▶ [WORK TO DO]
Under this task are some entries; return every one of them exactly.

▶ [INFORMATION PROVIDED]
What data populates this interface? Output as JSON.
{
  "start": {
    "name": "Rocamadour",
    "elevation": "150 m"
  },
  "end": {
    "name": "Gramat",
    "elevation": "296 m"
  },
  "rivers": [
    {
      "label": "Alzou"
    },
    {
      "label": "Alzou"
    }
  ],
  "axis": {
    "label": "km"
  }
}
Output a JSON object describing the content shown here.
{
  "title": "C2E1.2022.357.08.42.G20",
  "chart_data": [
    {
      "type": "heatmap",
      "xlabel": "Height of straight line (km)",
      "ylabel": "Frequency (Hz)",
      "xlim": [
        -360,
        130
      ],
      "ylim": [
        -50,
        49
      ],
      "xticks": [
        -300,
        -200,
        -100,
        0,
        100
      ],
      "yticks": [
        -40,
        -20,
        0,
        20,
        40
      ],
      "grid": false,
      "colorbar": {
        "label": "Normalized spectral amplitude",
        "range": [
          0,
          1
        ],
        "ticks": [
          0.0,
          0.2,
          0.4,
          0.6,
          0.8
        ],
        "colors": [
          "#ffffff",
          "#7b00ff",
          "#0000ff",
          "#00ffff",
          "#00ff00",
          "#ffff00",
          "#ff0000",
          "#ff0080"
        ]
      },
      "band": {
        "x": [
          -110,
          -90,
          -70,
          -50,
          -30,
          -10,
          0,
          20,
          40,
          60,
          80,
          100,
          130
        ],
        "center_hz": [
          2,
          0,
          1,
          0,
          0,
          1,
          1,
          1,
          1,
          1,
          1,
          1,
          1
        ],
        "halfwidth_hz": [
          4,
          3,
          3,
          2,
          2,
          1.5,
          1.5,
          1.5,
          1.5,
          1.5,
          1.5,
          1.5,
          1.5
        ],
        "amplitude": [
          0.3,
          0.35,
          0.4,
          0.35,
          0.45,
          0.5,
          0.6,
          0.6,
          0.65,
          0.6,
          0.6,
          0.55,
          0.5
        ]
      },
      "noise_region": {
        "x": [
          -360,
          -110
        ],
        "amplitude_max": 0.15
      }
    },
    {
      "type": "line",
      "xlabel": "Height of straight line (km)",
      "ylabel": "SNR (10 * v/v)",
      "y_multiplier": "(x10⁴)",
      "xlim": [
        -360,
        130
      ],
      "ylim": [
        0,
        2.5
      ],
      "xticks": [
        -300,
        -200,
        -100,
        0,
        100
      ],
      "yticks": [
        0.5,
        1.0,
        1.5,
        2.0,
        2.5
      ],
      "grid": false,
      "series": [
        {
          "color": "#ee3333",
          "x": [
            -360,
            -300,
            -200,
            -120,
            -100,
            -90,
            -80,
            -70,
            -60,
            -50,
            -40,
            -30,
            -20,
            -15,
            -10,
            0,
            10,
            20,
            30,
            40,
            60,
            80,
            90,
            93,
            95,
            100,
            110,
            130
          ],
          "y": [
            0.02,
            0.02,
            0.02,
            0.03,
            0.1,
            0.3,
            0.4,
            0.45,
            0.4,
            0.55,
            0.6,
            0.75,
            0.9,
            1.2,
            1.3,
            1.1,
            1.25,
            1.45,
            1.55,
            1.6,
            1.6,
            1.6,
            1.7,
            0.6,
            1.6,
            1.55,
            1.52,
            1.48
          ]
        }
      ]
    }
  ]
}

▶ [SOLVED EXERCISE]
What data populates this interface? Output as JSON.
{
  "start": {
    "name": "Rocamadour",
    "elevation": "150 m"
  },
  "end": {
    "name": "Gramat",
    "elevation": "296 m"
  },
  "rivers": [
    {
      "label": "Alzou"
    },
    {
      "label": "Alzou"
    }
  ],
  "axis": {
    "label": "km"
  }
}
Output a JSON object describing the content shown here.
{
  "title": "C2E1.2022.357.08.42.G20",
  "chart_data": [
    {
      "type": "heatmap",
      "xlabel": "Height of straight line (km)",
      "ylabel": "Frequency (Hz)",
      "xlim": [
        -360,
        130
      ],
      "ylim": [
        -50,
        49
      ],
      "xticks": [
        -300,
        -200,
        -100,
        0,
        100
      ],
      "yticks": [
        -40,
        -20,
        0,
        20,
        40
      ],
      "grid": false,
      "colorbar": {
        "label": "Normalized spectral amplitude",
        "range": [
          0,
          1
        ],
        "ticks": [
          0.0,
          0.2,
          0.4,
          0.6,
          0.8
        ],
        "colors": [
          "#ffffff",
          "#7b00ff",
          "#0000ff",
          "#00ffff",
          "#00ff00",
          "#ffff00",
          "#ff0000",
          "#ff0080"
        ]
      },
      "band": {
        "x": [
          -110,
          -90,
          -70,
          -50,
          -30,
          -10,
          0,
          20,
          40,
          60,
          80,
          100,
          130
        ],
        "center_hz": [
          2,
          0,
          1,
          0,
          0,
          1,
          1,
          1,
          1,
          1,
          1,
          1,
          1
        ],
        "halfwidth_hz": [
          4,
          3,
          3,
          2,
          2,
          1.5,
          1.5,
          1.5,
          1.5,
          1.5,
          1.5,
          1.5,
          1.5
        ],
        "amplitude": [
          0.3,
          0.35,
          0.4,
          0.35,
          0.45,
          0.5,
          0.6,
          0.6,
          0.65,
          0.6,
          0.6,
          0.55,
          0.5
        ]
      },
      "noise_region": {
        "x": [
          -360,
          -110
        ],
        "amplitude_max": 0.15
      }
    },
    {
      "type": "line",
      "xlabel": "Height of straight line (km)",
      "ylabel": "SNR (10 * v/v)",
      "y_multiplier": "(x10⁴)",
      "xlim": [
        -360,
        130
      ],
      "ylim": [
        0,
        2.5
      ],
      "xticks": [
        -300,
        -200,
        -100,
        0,
        100
      ],
      "yticks": [
        0.5,
        1.0,
        1.5,
        2.0,
        2.5
      ],
      "grid": false,
      "series": [
        {
          "color": "#ee3333",
          "x": [
            -360,
            -300,
            -200,
            -120,
            -100,
            -90,
            -80,
            -70,
            -60,
            -50,
            -40,
            -30,
            -20,
            -15,
            -10,
            0,
            10,
            20,
            30,
            40,
            60,
            80,
            90,
            93,
            95,
            100,
            110,
            130
          ],
          "y": [
            0.02,
            0.02,
            0.02,
            0.03,
            0.1,
            0.3,
            0.4,
            0.45,
            0.4,
            0.55,
            0.6,
            0.75,
            0.9,
            1.2,
            1.3,
            1.1,
            1.25,
            1.45,
            1.55,
            1.6,
            1.6,
            1.6,
            1.7,
            0.6,
            1.6,
            1.55,
            1.52,
            1.48
          ]
        }
      ]
    }
  ]
}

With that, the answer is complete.